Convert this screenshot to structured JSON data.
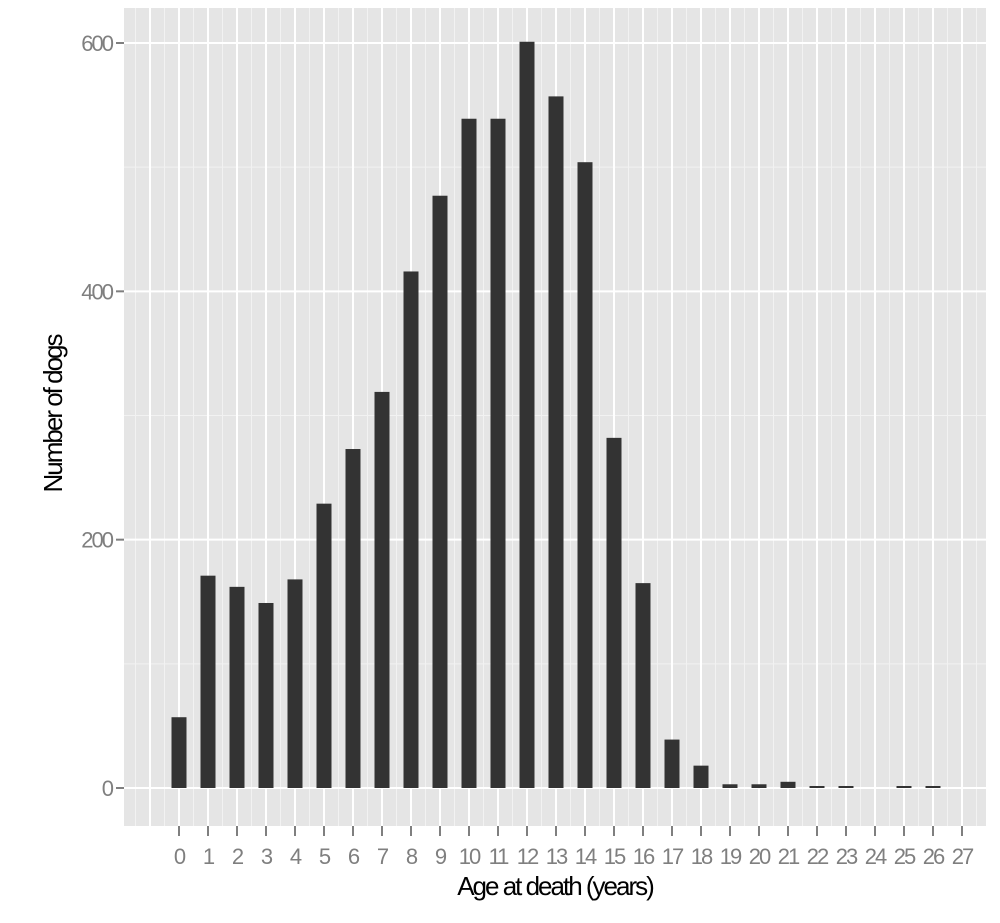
{
  "chart_data": {
    "type": "bar",
    "title": "",
    "xlabel": "Age at death (years)",
    "ylabel": "Number of dogs",
    "categories": [
      "0",
      "1",
      "2",
      "3",
      "4",
      "5",
      "6",
      "7",
      "8",
      "9",
      "10",
      "11",
      "12",
      "13",
      "14",
      "15",
      "16",
      "17",
      "18",
      "19",
      "20",
      "21",
      "22",
      "23",
      "24",
      "25",
      "26",
      "27"
    ],
    "values": [
      57,
      171,
      162,
      149,
      168,
      229,
      273,
      319,
      416,
      477,
      539,
      539,
      601,
      557,
      504,
      282,
      165,
      39,
      18,
      3,
      3,
      5,
      1,
      1,
      0,
      1,
      1,
      0
    ],
    "ylim": [
      -60,
      630
    ],
    "yticks": [
      0,
      200,
      400,
      600
    ],
    "grid": true,
    "legend": "none",
    "colors": {
      "bar": "#333333",
      "panel": "#e5e5e5",
      "grid": "#ffffff"
    }
  }
}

### WRITTEN INSTRUCTION
Print out the material word for word, omitting the pictures.

### RESPONSE TO THIS TASK
Convert this screenshot to structured JSON data.
{
  "chart_data": {
    "type": "bar",
    "title": "",
    "xlabel": "Age at death (years)",
    "ylabel": "Number of dogs",
    "categories": [
      "0",
      "1",
      "2",
      "3",
      "4",
      "5",
      "6",
      "7",
      "8",
      "9",
      "10",
      "11",
      "12",
      "13",
      "14",
      "15",
      "16",
      "17",
      "18",
      "19",
      "20",
      "21",
      "22",
      "23",
      "24",
      "25",
      "26",
      "27"
    ],
    "values": [
      57,
      171,
      162,
      149,
      168,
      229,
      273,
      319,
      416,
      477,
      539,
      539,
      601,
      557,
      504,
      282,
      165,
      39,
      18,
      3,
      3,
      5,
      1,
      1,
      0,
      1,
      1,
      0
    ],
    "ylim": [
      -60,
      630
    ],
    "yticks": [
      0,
      200,
      400,
      600
    ],
    "grid": true,
    "legend": "none",
    "colors": {
      "bar": "#333333",
      "panel": "#e5e5e5",
      "grid": "#ffffff"
    }
  }
}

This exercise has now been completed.